## Work required:
Write the data out again exactly, with no pictures.

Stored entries
/---
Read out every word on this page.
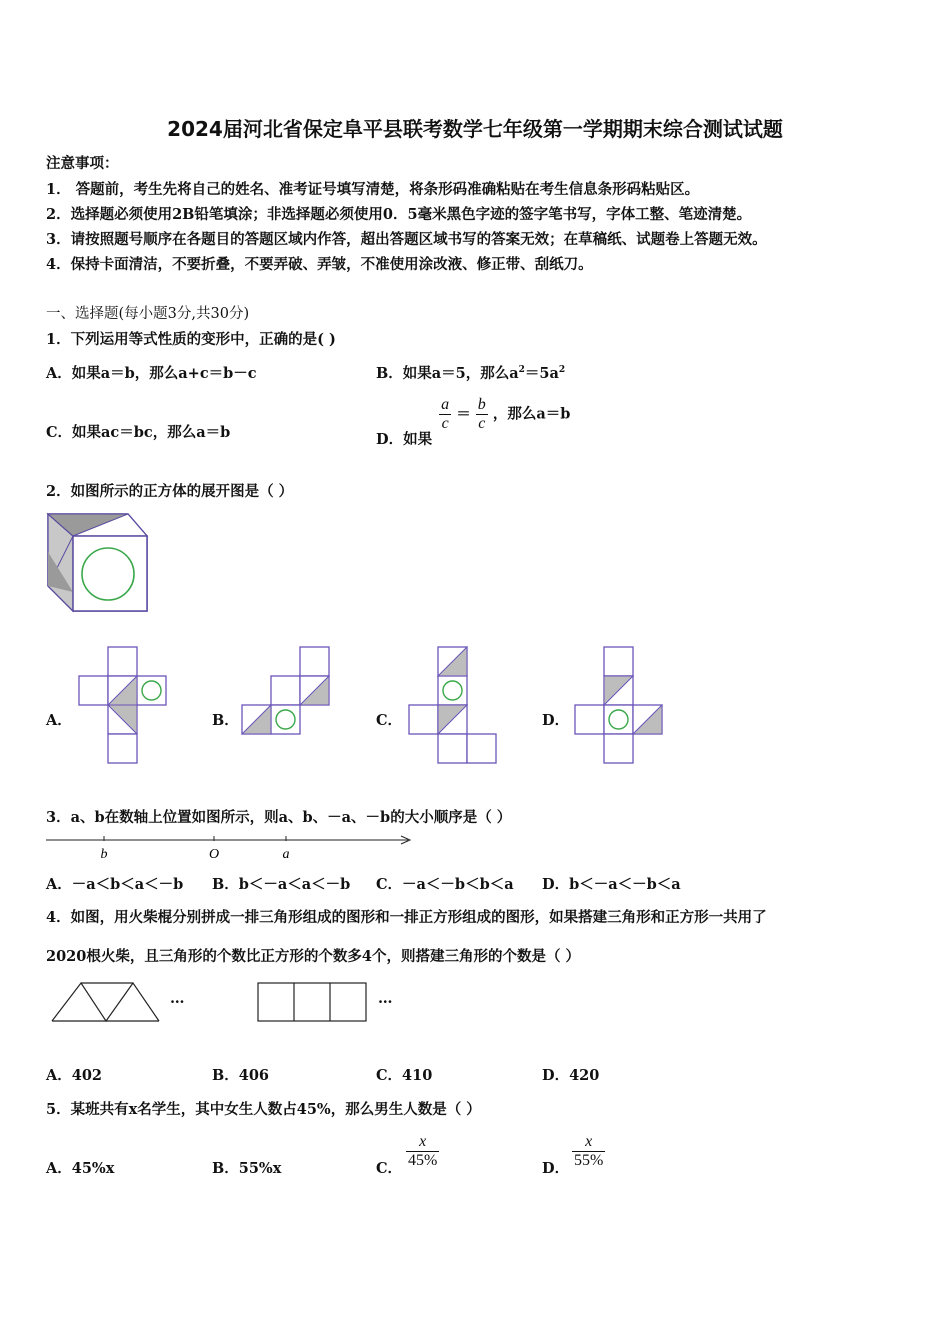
2024届河北省保定阜平县联考数学七年级第一学期期末综合测试试题
注意事项：
1． 答题前，考生先将自己的姓名、准考证号填写清楚，将条形码准确粘贴在考生信息条形码粘贴区。
2．选择题必须使用2B铅笔填涂；非选择题必须使用0．5毫米黑色字迹的签字笔书写，字体工整、笔迹清楚。
3．请按照题号顺序在各题目的答题区域内作答，超出答题区域书写的答案无效；在草稿纸、试题卷上答题无效。
4．保持卡面清洁，不要折叠，不要弄破、弄皱，不准使用涂改液、修正带、刮纸刀。
一、选择题(每小题3分,共30分)
1．下列运用等式性质的变形中，正确的是( )
A．如果a＝b，那么a+c＝b－c	B．如果a＝5，那么$a^2=5a^2$
C．如果ac＝bc，那么a＝b	D．如果
$\frac{a}{c} = \frac{b}{c}$ ，那么a＝b
2．如图所示的正方体的展开图是（ ）
A．	B．	C．	D．
3．a、b在数轴上位置如图所示，则a、b、－a、－b的大小顺序是（ ）
b	O	a
A．－a＜b＜a＜－b B．b＜－a＜a＜－b C．－a＜－b＜b＜a D．b＜－a＜－b＜a
4．如图，用火柴棍分别拼成一排三角形组成的图形和一排正方形组成的图形，如果搭建三角形和正方形一共用了
2020根火柴，且三角形的个数比正方形的个数多4个，则搭建三角形的个数是（ ）
…	…
A．402	B．406	C．410	D．420
5．某班共有x名学生，其中女生人数占45%，那么男生人数是（ ）
A．45%x	B．55%x	C． $\frac{x}{45\%}$	D． $\frac{x}{55\%}$
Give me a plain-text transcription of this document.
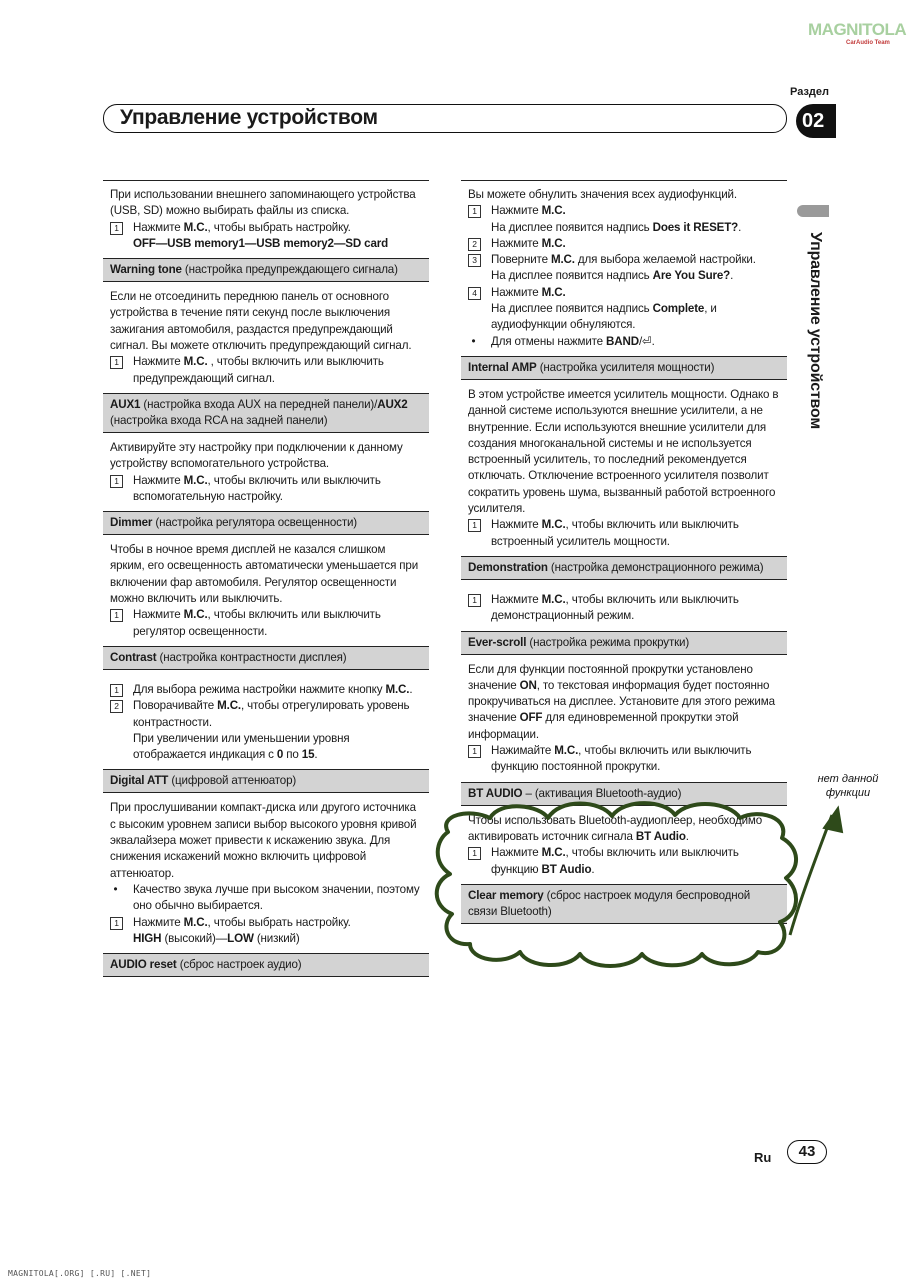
MAGNITOLA
CarAudio Team
Раздел
Управление устройством	02
Управление устройством

При использовании внешнего запоминающего устройства (USB, SD) можно выбирать файлы из списка.

1	Нажмите M.C., чтобы выбрать настройку.
OFF—USB memory1—USB memory2—SD card
Warning tone (настройка предупреждающего сигнала)

Если не отсоединить переднюю панель от основного устройства в течение пяти секунд после выключения зажигания автомобиля, раздастся предупреждающий сигнал. Вы можете отключить предупреждающий сигнал.

1	Нажмите M.C. , чтобы включить или выключить предупреждающий сигнал.
AUX1 (настройка входа AUX на передней панели)/AUX2 (настройка входа RCA на задней панели)

Активируйте эту настройку при подключении к данному устройству вспомогательного устройства.

1	Нажмите M.C., чтобы включить или выключить вспомогательную настройку.
Dimmer (настройка регулятора освещенности)

Чтобы в ночное время дисплей не казался слишком ярким, его освещенность автоматически уменьшается при включении фар автомобиля. Регулятор освещенности можно включить или выключить.

1	Нажмите M.C., чтобы включить или выключить регулятор освещенности.
Contrast (настройка контрастности дисплея)
1	Для выбора режима настройки нажмите кнопку M.C..
2	Поворачивайте M.C., чтобы отрегулировать уровень контрастности.
При увеличении или уменьшении уровня отображается индикация с 0 по 15.
Digital ATT (цифровой аттенюатор)

При прослушивании компакт-диска или другого источника с высоким уровнем записи выбор высокого уровня кривой эквалайзера может привести к искажению звука. Для снижения искажений можно включить цифровой аттенюатор.

•	Качество звука лучше при высоком значении, поэтому оно обычно выбирается.
1	Нажмите M.C., чтобы выбрать настройку.
HIGH (высокий)—LOW (низкий)
AUDIO reset (сброс настроек аудио)

Вы можете обнулить значения всех аудиофункций.

1	Нажмите M.C.
На дисплее появится надпись Does it RESET?.
2	Нажмите M.C.
3	Поверните M.C. для выбора желаемой настройки.
На дисплее появится надпись Are You Sure?.
4	Нажмите M.C.
На дисплее появится надпись Complete, и аудиофункции обнуляются.
•	Для отмены нажмите BAND/⏎.
Internal AMP (настройка усилителя мощности)

В этом устройстве имеется усилитель мощности. Однако в данной системе используются внешние усилители, а не внутренние. Если используются внешние усилители для создания многоканальной системы и не используется встроенный усилитель, то последний рекомендуется отключать. Отключение встроенного усилителя позволит сократить уровень шума, вызванный работой встроенного усилителя.

1	Нажмите M.C., чтобы включить или выключить встроенный усилитель мощности.
Demonstration (настройка демонстрационного режима)
1	Нажмите M.C., чтобы включить или выключить демонстрационный режим.
Ever-scroll (настройка режима прокрутки)

Если для функции постоянной прокрутки установлено значение ON, то текстовая информация будет постоянно прокручиваться на дисплее. Установите для этого режима значение OFF для единовременной прокрутки этой информации.

1	Нажимайте M.C., чтобы включить или выключить функцию постоянной прокрутки.
BT AUDIO – (активация Bluetooth-аудио)

Чтобы использовать Bluetooth-аудиоплеер, необходимо активировать источник сигнала BT Audio.

1	Нажмите M.C., чтобы включить или выключить функцию BT Audio.
Clear memory (сброс настроек модуля беспроводной связи Bluetooth)
нет данной функции
Ru	43
MAGNITOLA[.ORG] [.RU] [.NET]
\---
## The completed task:
Read out every word on this page.
2024届河北省保定阜平县联考数学七年级第一学期期末综合测试试题
注意事项：
1． 答题前，考生先将自己的姓名、准考证号填写清楚，将条形码准确粘贴在考生信息条形码粘贴区。
2．选择题必须使用2B铅笔填涂；非选择题必须使用0．5毫米黑色字迹的签字笔书写，字体工整、笔迹清楚。
3．请按照题号顺序在各题目的答题区域内作答，超出答题区域书写的答案无效；在草稿纸、试题卷上答题无效。
4．保持卡面清洁，不要折叠，不要弄破、弄皱，不准使用涂改液、修正带、刮纸刀。
一、选择题(每小题3分,共30分)
1．下列运用等式性质的变形中，正确的是( )
A．如果a＝b，那么a+c＝b－c	B．如果a＝5，那么$a^2=5a^2$
C．如果ac＝bc，那么a＝b	D．如果
$\frac{a}{c} = \frac{b}{c}$ ，那么a＝b
2．如图所示的正方体的展开图是（ ）
A．	B．	C．	D．
3．a、b在数轴上位置如图所示，则a、b、－a、－b的大小顺序是（ ）
b	O	a
A．－a＜b＜a＜－b B．b＜－a＜a＜－b C．－a＜－b＜b＜a D．b＜－a＜－b＜a
4．如图，用火柴棍分别拼成一排三角形组成的图形和一排正方形组成的图形，如果搭建三角形和正方形一共用了
2020根火柴，且三角形的个数比正方形的个数多4个，则搭建三角形的个数是（ ）
…	…
A．402	B．406	C．410	D．420
5．某班共有x名学生，其中女生人数占45%，那么男生人数是（ ）
A．45%x	B．55%x	C． $\frac{x}{45\%}$	D． $\frac{x}{55\%}$
Give me a plain-text transcription of this document.
MAGNITOLA
CarAudio Team
Раздел
Управление устройством	02
Управление устройством

При использовании внешнего запоминающего устройства (USB, SD) можно выбирать файлы из списка.

1	Нажмите M.C., чтобы выбрать настройку.
OFF—USB memory1—USB memory2—SD card
Warning tone (настройка предупреждающего сигнала)

Если не отсоединить переднюю панель от основного устройства в течение пяти секунд после выключения зажигания автомобиля, раздастся предупреждающий сигнал. Вы можете отключить предупреждающий сигнал.

1	Нажмите M.C. , чтобы включить или выключить предупреждающий сигнал.
AUX1 (настройка входа AUX на передней панели)/AUX2 (настройка входа RCA на задней панели)

Активируйте эту настройку при подключении к данному устройству вспомогательного устройства.

1	Нажмите M.C., чтобы включить или выключить вспомогательную настройку.
Dimmer (настройка регулятора освещенности)

Чтобы в ночное время дисплей не казался слишком ярким, его освещенность автоматически уменьшается при включении фар автомобиля. Регулятор освещенности можно включить или выключить.

1	Нажмите M.C., чтобы включить или выключить регулятор освещенности.
Contrast (настройка контрастности дисплея)
1	Для выбора режима настройки нажмите кнопку M.C..
2	Поворачивайте M.C., чтобы отрегулировать уровень контрастности.
При увеличении или уменьшении уровня отображается индикация с 0 по 15.
Digital ATT (цифровой аттенюатор)

При прослушивании компакт-диска или другого источника с высоким уровнем записи выбор высокого уровня кривой эквалайзера может привести к искажению звука. Для снижения искажений можно включить цифровой аттенюатор.

•	Качество звука лучше при высоком значении, поэтому оно обычно выбирается.
1	Нажмите M.C., чтобы выбрать настройку.
HIGH (высокий)—LOW (низкий)
AUDIO reset (сброс настроек аудио)

Вы можете обнулить значения всех аудиофункций.

1	Нажмите M.C.
На дисплее появится надпись Does it RESET?.
2	Нажмите M.C.
3	Поверните M.C. для выбора желаемой настройки.
На дисплее появится надпись Are You Sure?.
4	Нажмите M.C.
На дисплее появится надпись Complete, и аудиофункции обнуляются.
•	Для отмены нажмите BAND/⏎.
Internal AMP (настройка усилителя мощности)

В этом устройстве имеется усилитель мощности. Однако в данной системе используются внешние усилители, а не внутренние. Если используются внешние усилители для создания многоканальной системы и не используется встроенный усилитель, то последний рекомендуется отключать. Отключение встроенного усилителя позволит сократить уровень шума, вызванный работой встроенного усилителя.

1	Нажмите M.C., чтобы включить или выключить встроенный усилитель мощности.
Demonstration (настройка демонстрационного режима)
1	Нажмите M.C., чтобы включить или выключить демонстрационный режим.
Ever-scroll (настройка режима прокрутки)

Если для функции постоянной прокрутки установлено значение ON, то текстовая информация будет постоянно прокручиваться на дисплее. Установите для этого режима значение OFF для единовременной прокрутки этой информации.

1	Нажимайте M.C., чтобы включить или выключить функцию постоянной прокрутки.
BT AUDIO – (активация Bluetooth-аудио)

Чтобы использовать Bluetooth-аудиоплеер, необходимо активировать источник сигнала BT Audio.

1	Нажмите M.C., чтобы включить или выключить функцию BT Audio.
Clear memory (сброс настроек модуля беспроводной связи Bluetooth)
нет данной функции
Ru	43
MAGNITOLA[.ORG] [.RU] [.NET]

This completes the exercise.